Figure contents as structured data
** Start **

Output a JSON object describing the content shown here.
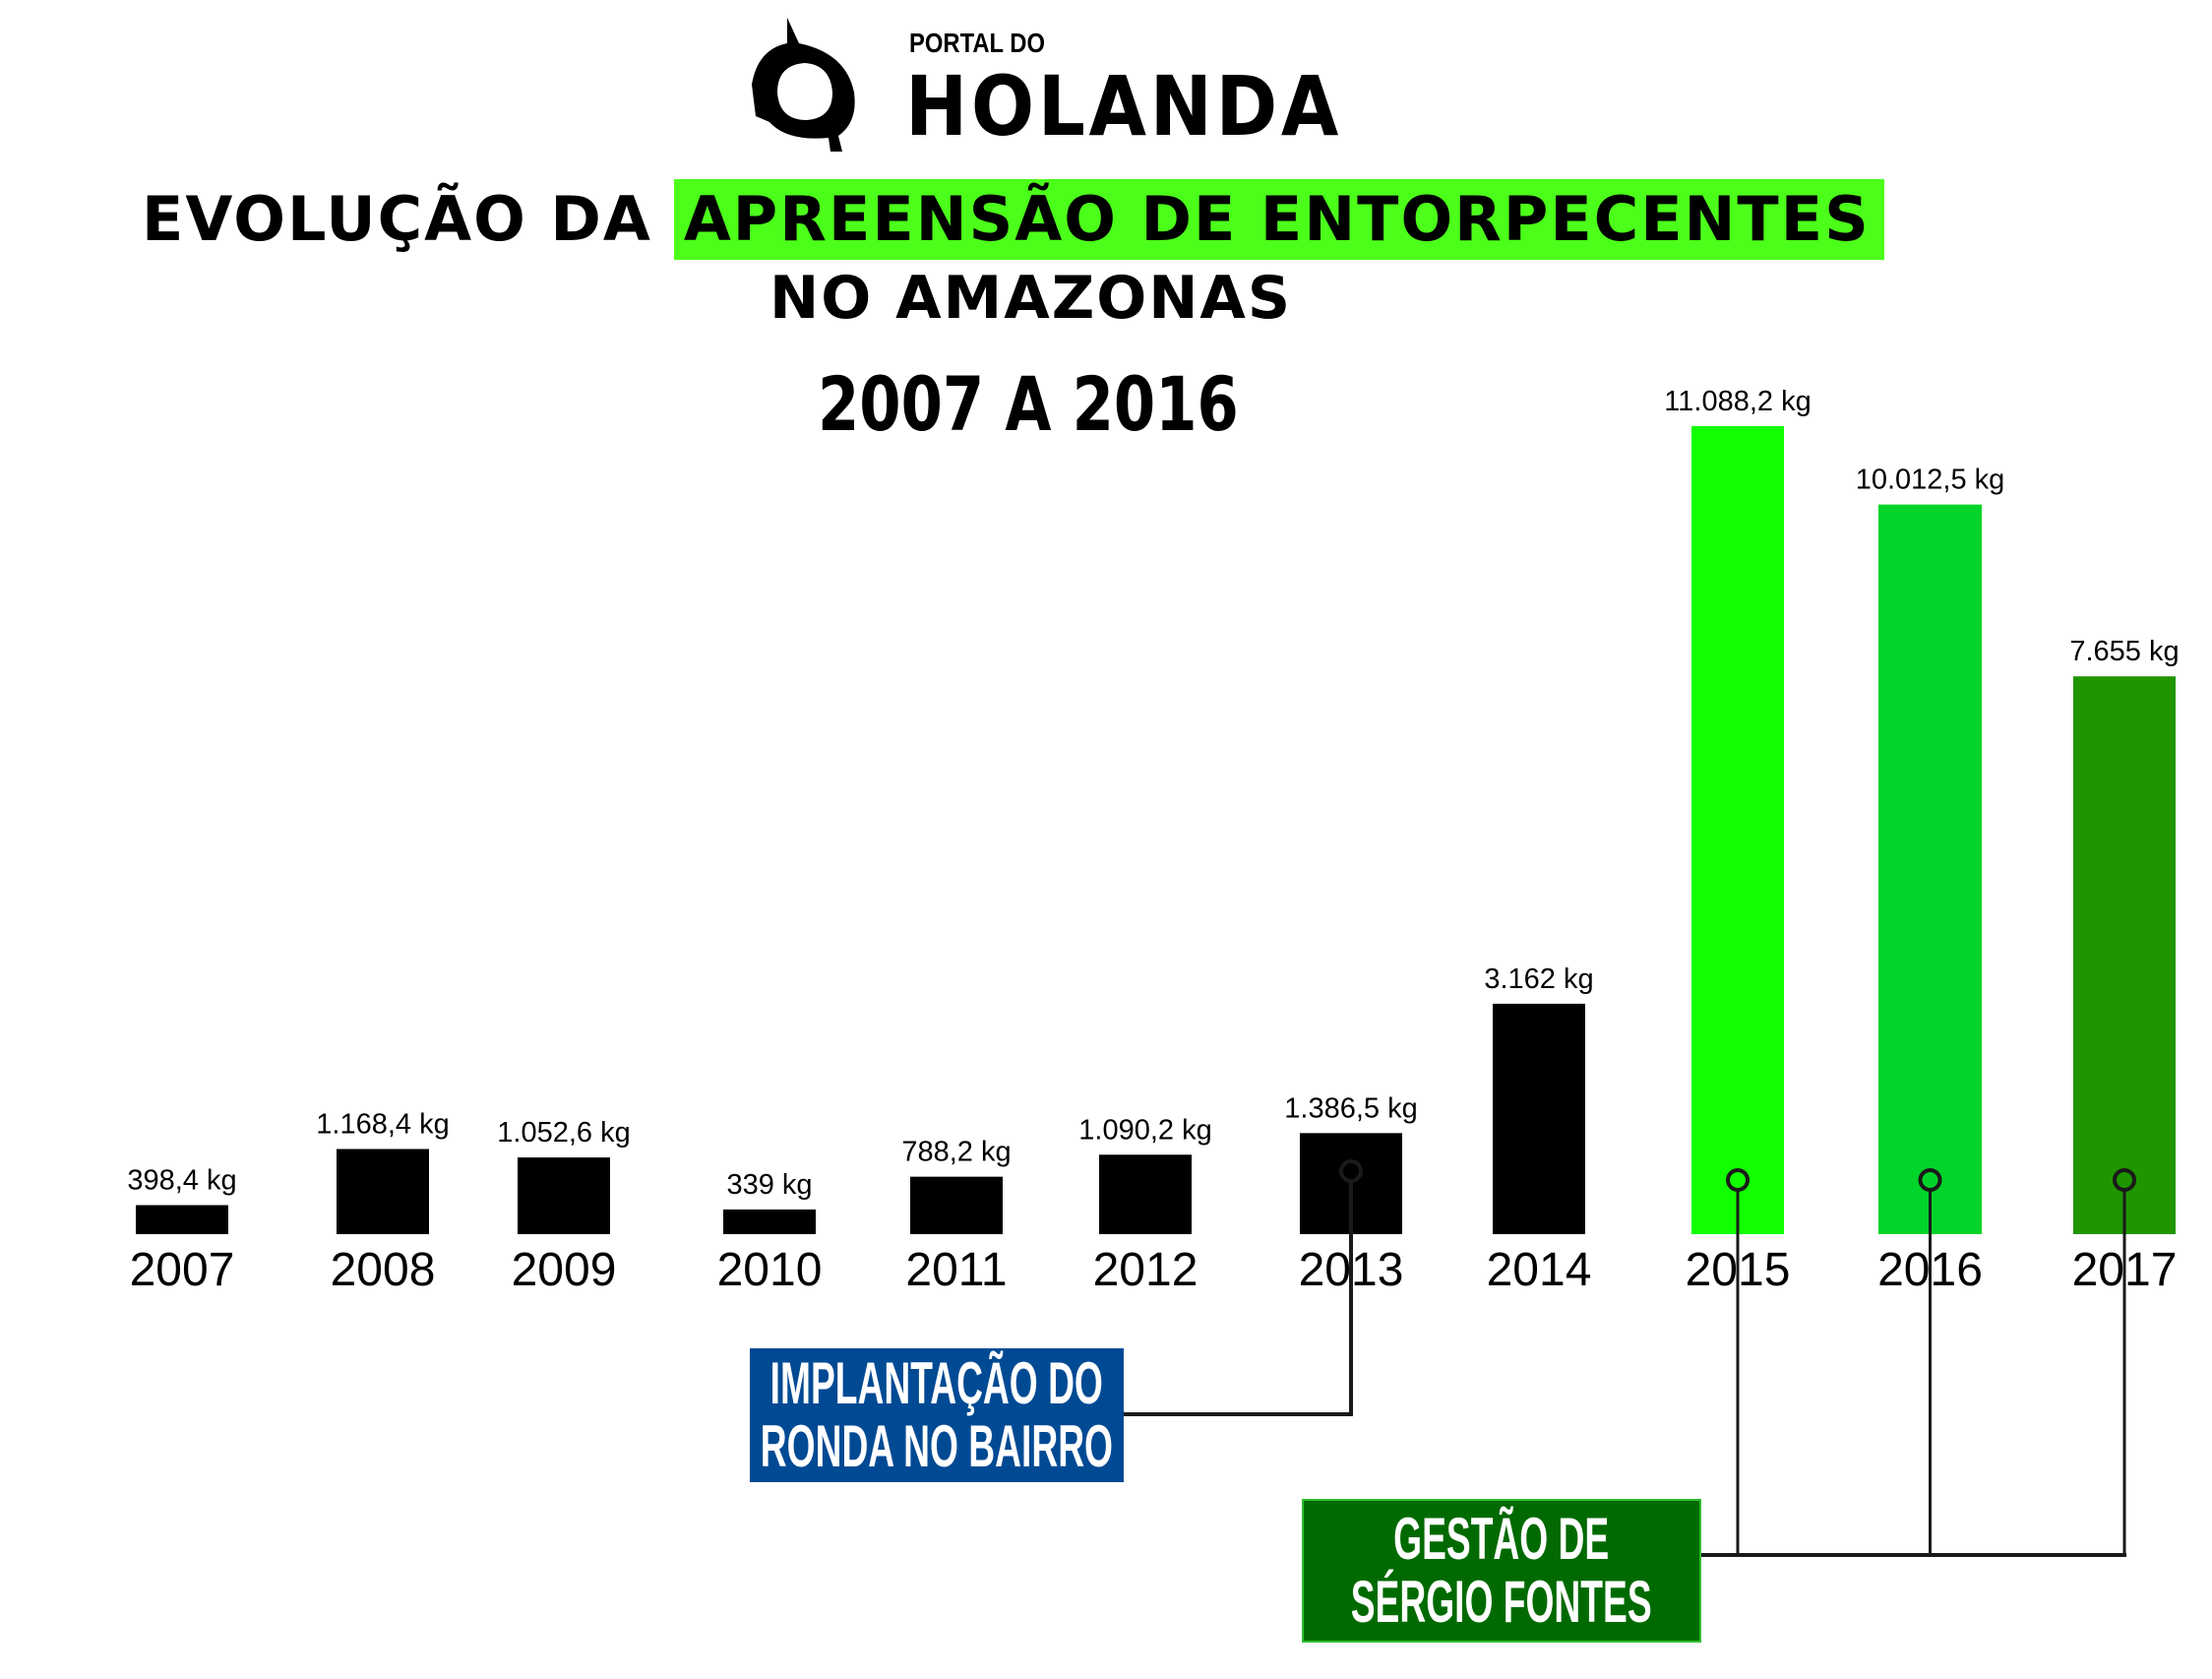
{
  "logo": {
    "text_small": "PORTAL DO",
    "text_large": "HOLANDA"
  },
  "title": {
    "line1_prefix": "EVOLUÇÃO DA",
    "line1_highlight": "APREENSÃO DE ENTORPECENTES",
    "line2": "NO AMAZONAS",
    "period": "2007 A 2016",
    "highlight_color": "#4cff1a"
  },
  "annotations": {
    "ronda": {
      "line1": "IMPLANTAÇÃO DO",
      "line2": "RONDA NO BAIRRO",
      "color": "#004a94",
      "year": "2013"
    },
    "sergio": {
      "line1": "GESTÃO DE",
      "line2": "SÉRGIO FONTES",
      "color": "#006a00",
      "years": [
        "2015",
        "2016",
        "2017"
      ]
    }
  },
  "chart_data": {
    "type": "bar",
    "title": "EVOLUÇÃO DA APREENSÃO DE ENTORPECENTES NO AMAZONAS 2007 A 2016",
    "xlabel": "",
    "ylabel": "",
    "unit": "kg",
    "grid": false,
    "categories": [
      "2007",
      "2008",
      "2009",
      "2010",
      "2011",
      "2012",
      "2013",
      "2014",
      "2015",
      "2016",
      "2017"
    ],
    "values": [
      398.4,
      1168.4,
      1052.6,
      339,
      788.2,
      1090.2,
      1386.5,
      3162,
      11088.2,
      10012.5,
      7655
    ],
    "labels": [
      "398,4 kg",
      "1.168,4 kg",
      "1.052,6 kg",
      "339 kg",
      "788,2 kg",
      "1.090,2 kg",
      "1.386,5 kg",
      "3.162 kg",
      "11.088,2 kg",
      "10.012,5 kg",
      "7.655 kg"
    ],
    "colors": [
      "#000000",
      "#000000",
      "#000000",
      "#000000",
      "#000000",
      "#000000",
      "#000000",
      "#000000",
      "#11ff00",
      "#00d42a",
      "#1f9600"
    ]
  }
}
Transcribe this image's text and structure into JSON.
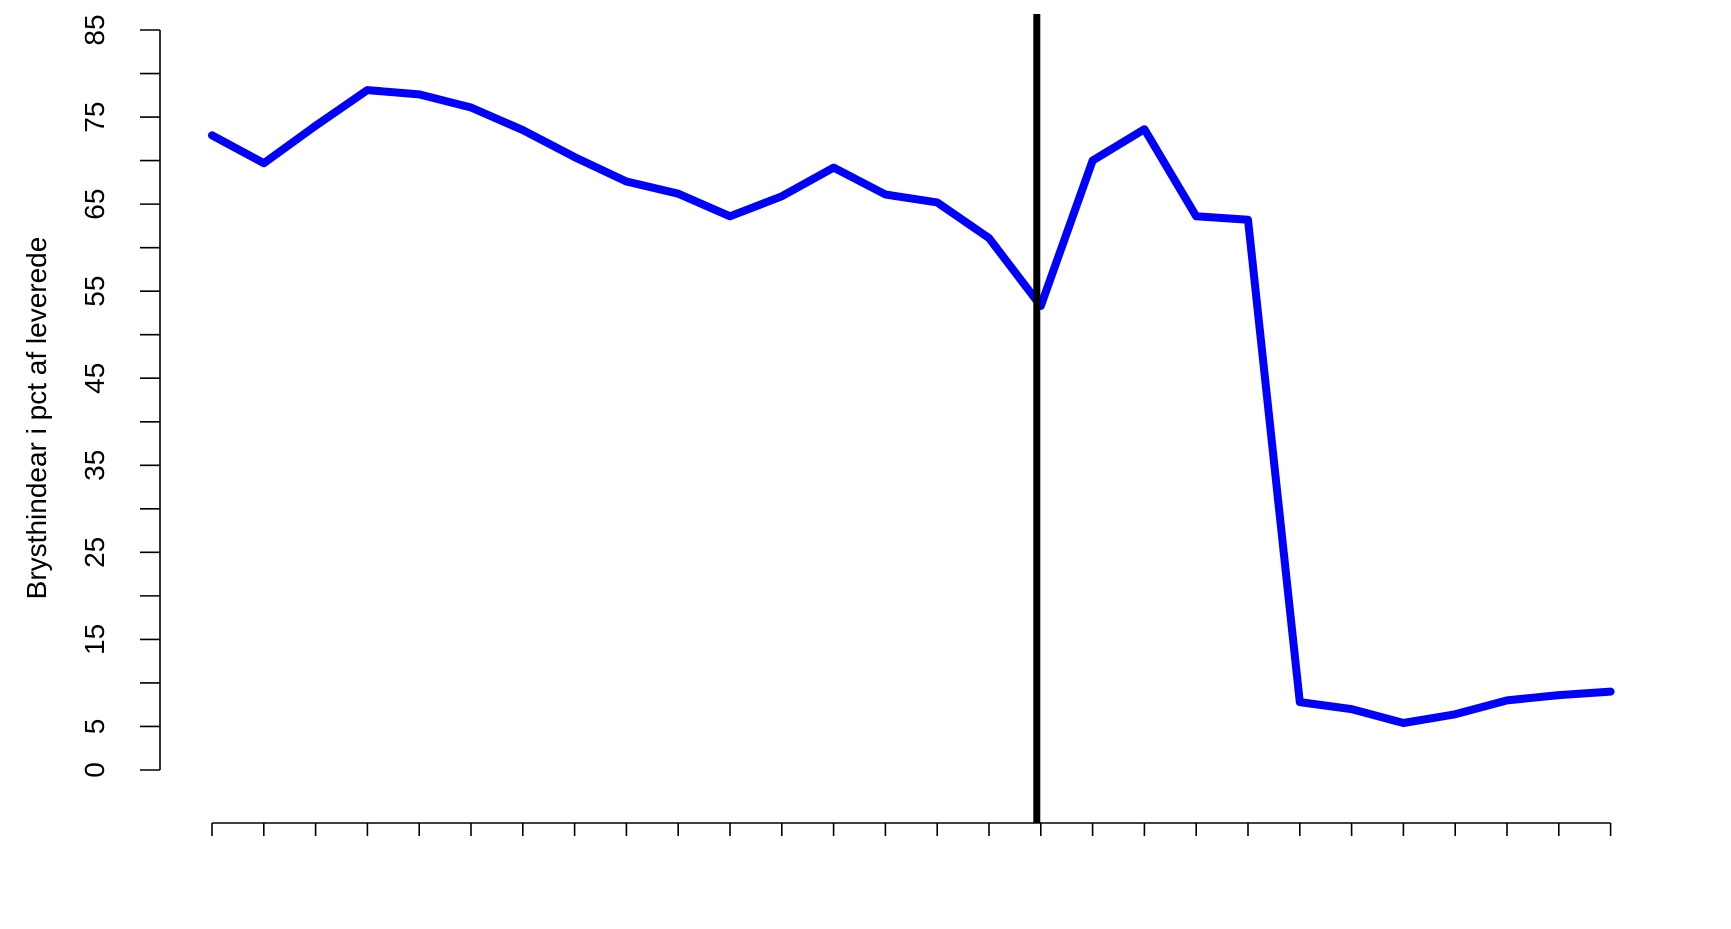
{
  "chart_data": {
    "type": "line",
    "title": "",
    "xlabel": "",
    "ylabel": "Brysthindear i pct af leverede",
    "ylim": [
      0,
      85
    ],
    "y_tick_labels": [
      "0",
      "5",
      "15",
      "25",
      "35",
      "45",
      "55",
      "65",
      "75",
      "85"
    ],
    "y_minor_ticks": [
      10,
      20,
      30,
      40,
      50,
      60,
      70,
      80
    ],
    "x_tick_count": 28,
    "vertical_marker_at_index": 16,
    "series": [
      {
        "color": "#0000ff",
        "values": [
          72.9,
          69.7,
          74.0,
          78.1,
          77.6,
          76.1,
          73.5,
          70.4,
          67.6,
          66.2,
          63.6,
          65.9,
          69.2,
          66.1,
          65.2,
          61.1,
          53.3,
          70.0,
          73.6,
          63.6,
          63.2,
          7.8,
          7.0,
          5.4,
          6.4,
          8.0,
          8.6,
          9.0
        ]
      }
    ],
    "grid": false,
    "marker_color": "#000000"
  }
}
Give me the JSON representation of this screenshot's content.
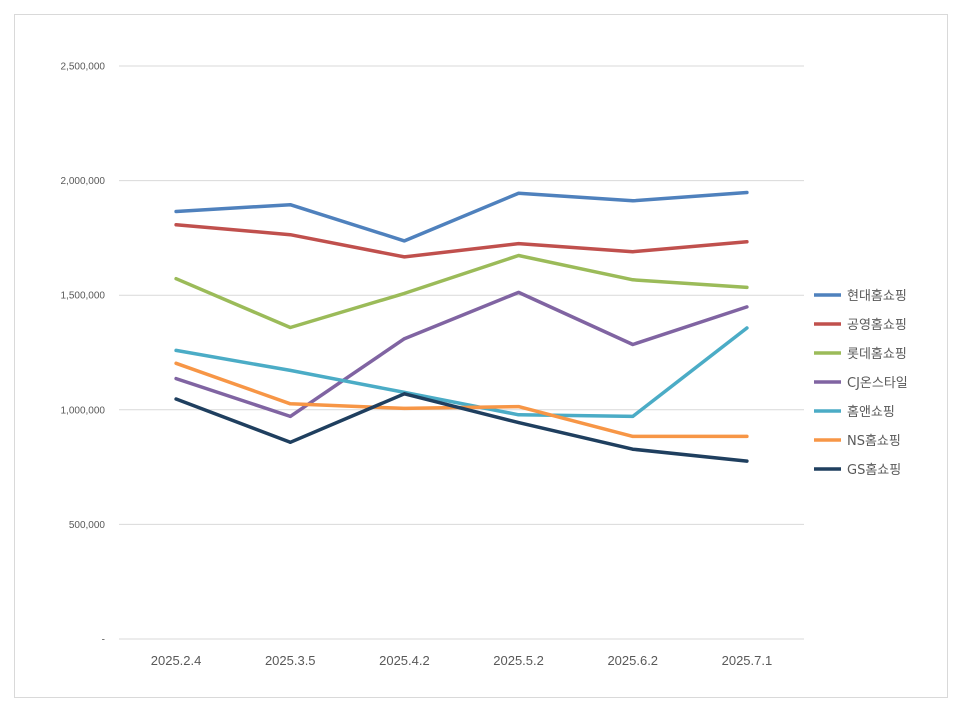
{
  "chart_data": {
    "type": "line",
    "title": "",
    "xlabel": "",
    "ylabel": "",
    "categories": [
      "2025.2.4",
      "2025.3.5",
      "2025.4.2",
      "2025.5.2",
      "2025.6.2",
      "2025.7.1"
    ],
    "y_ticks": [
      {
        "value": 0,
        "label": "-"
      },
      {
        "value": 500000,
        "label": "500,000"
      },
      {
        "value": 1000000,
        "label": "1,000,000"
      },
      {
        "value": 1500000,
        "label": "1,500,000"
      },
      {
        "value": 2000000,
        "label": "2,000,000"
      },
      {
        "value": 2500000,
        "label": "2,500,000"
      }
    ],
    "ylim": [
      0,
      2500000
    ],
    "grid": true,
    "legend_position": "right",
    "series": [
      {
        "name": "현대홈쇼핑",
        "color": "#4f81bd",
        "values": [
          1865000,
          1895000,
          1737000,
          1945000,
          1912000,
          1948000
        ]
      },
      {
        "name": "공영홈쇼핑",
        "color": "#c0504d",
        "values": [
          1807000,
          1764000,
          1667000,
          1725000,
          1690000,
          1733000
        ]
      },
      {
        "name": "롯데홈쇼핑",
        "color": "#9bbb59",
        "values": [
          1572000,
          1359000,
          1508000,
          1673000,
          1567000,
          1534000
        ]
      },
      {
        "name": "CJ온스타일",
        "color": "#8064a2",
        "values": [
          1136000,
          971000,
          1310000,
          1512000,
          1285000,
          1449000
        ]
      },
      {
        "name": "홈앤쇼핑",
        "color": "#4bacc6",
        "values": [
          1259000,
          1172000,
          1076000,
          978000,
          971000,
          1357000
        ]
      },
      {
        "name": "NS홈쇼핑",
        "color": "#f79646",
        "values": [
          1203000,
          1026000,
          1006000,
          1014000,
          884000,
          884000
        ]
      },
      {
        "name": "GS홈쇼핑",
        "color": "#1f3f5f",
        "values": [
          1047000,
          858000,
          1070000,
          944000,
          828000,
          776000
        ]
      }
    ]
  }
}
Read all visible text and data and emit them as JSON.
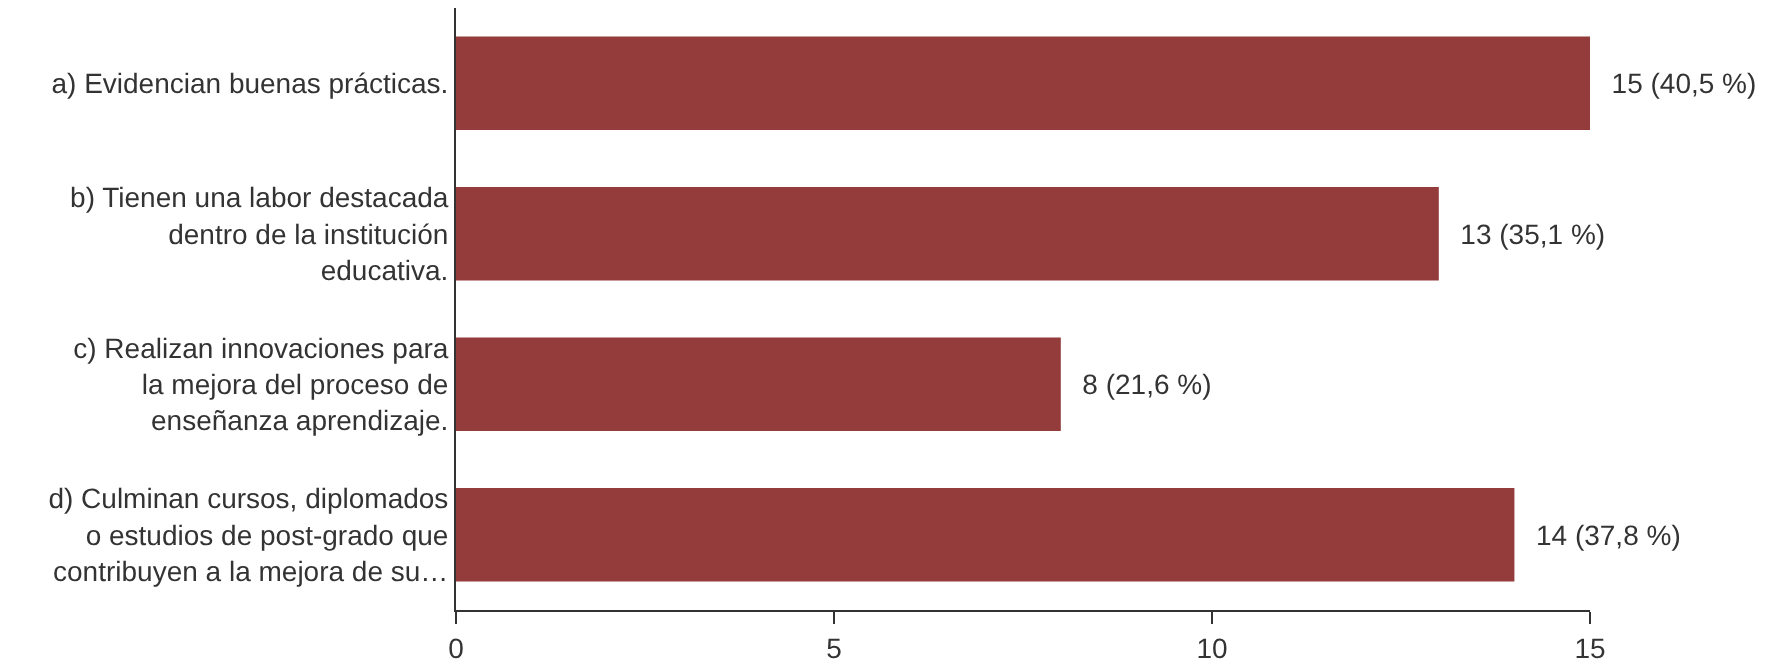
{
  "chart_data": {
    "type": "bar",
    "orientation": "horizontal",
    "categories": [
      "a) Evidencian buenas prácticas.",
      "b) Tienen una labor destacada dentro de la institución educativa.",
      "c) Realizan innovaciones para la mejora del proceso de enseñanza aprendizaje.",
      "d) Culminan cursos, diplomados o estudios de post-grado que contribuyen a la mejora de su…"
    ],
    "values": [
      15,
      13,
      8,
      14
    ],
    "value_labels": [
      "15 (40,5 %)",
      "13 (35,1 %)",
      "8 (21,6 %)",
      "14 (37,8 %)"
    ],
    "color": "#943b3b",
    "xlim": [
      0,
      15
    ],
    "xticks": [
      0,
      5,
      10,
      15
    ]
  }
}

** End **

• _What you are asked to do_
Please write out the material from the line containing "Read all visible" to its final line, both inclusive, exactly as it appears; pictures are not part of the copy.

• _Solved exercise_
Read all visible text and data and emit them as JSON.
{
  "chart_data": {
    "type": "bar",
    "orientation": "horizontal",
    "categories": [
      "a) Evidencian buenas prácticas.",
      "b) Tienen una labor destacada dentro de la institución educativa.",
      "c) Realizan innovaciones para la mejora del proceso de enseñanza aprendizaje.",
      "d) Culminan cursos, diplomados o estudios de post-grado que contribuyen a la mejora de su…"
    ],
    "values": [
      15,
      13,
      8,
      14
    ],
    "value_labels": [
      "15 (40,5 %)",
      "13 (35,1 %)",
      "8 (21,6 %)",
      "14 (37,8 %)"
    ],
    "color": "#943b3b",
    "xlim": [
      0,
      15
    ],
    "xticks": [
      0,
      5,
      10,
      15
    ]
  }
}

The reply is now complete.